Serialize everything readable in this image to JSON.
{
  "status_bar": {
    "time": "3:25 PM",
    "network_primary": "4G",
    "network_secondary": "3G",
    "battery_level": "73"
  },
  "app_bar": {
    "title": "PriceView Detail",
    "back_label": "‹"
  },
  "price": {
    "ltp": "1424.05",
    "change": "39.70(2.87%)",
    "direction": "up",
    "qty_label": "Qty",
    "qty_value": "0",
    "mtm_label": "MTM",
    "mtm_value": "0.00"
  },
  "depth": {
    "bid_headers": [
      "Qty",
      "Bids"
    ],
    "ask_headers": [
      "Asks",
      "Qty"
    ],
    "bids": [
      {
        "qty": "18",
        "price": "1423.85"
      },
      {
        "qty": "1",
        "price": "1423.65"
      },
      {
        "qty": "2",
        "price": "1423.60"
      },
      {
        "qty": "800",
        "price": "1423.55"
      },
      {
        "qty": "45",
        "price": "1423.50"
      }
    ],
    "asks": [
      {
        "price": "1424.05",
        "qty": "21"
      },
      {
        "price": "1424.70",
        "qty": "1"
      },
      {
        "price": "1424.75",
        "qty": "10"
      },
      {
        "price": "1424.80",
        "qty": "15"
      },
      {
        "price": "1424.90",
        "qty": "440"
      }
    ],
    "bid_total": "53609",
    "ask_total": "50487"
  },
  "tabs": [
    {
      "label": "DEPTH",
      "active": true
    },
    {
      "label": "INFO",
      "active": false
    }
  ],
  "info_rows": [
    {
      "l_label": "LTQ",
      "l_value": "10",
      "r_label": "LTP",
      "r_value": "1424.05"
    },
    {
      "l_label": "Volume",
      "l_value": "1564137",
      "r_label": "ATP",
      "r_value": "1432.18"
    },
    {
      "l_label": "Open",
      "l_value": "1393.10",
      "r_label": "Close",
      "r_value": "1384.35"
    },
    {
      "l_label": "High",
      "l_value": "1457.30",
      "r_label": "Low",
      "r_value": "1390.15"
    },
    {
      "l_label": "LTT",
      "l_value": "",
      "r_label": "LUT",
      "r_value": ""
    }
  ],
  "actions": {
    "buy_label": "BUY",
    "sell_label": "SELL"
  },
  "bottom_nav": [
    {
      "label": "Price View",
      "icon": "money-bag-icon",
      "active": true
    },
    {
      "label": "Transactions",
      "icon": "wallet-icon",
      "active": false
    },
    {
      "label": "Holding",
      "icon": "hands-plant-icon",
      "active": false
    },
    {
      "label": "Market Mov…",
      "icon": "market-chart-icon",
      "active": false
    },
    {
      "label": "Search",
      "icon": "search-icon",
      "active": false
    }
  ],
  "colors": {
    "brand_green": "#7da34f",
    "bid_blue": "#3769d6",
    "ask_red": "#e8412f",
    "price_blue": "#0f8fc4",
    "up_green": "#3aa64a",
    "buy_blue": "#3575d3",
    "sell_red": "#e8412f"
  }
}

--- --- ---

— Exercise —
Exact copies of all the records are required.

— Answer for the task —
Serialize everything readable in this image to JSON.
{
  "status_bar": {
    "time": "3:25 PM",
    "network_primary": "4G",
    "network_secondary": "3G",
    "battery_level": "73"
  },
  "app_bar": {
    "title": "PriceView Detail",
    "back_label": "‹"
  },
  "price": {
    "ltp": "1424.05",
    "change": "39.70(2.87%)",
    "direction": "up",
    "qty_label": "Qty",
    "qty_value": "0",
    "mtm_label": "MTM",
    "mtm_value": "0.00"
  },
  "depth": {
    "bid_headers": [
      "Qty",
      "Bids"
    ],
    "ask_headers": [
      "Asks",
      "Qty"
    ],
    "bids": [
      {
        "qty": "18",
        "price": "1423.85"
      },
      {
        "qty": "1",
        "price": "1423.65"
      },
      {
        "qty": "2",
        "price": "1423.60"
      },
      {
        "qty": "800",
        "price": "1423.55"
      },
      {
        "qty": "45",
        "price": "1423.50"
      }
    ],
    "asks": [
      {
        "price": "1424.05",
        "qty": "21"
      },
      {
        "price": "1424.70",
        "qty": "1"
      },
      {
        "price": "1424.75",
        "qty": "10"
      },
      {
        "price": "1424.80",
        "qty": "15"
      },
      {
        "price": "1424.90",
        "qty": "440"
      }
    ],
    "bid_total": "53609",
    "ask_total": "50487"
  },
  "tabs": [
    {
      "label": "DEPTH",
      "active": true
    },
    {
      "label": "INFO",
      "active": false
    }
  ],
  "info_rows": [
    {
      "l_label": "LTQ",
      "l_value": "10",
      "r_label": "LTP",
      "r_value": "1424.05"
    },
    {
      "l_label": "Volume",
      "l_value": "1564137",
      "r_label": "ATP",
      "r_value": "1432.18"
    },
    {
      "l_label": "Open",
      "l_value": "1393.10",
      "r_label": "Close",
      "r_value": "1384.35"
    },
    {
      "l_label": "High",
      "l_value": "1457.30",
      "r_label": "Low",
      "r_value": "1390.15"
    },
    {
      "l_label": "LTT",
      "l_value": "",
      "r_label": "LUT",
      "r_value": ""
    }
  ],
  "actions": {
    "buy_label": "BUY",
    "sell_label": "SELL"
  },
  "bottom_nav": [
    {
      "label": "Price View",
      "icon": "money-bag-icon",
      "active": true
    },
    {
      "label": "Transactions",
      "icon": "wallet-icon",
      "active": false
    },
    {
      "label": "Holding",
      "icon": "hands-plant-icon",
      "active": false
    },
    {
      "label": "Market Mov…",
      "icon": "market-chart-icon",
      "active": false
    },
    {
      "label": "Search",
      "icon": "search-icon",
      "active": false
    }
  ],
  "colors": {
    "brand_green": "#7da34f",
    "bid_blue": "#3769d6",
    "ask_red": "#e8412f",
    "price_blue": "#0f8fc4",
    "up_green": "#3aa64a",
    "buy_blue": "#3575d3",
    "sell_red": "#e8412f"
  }
}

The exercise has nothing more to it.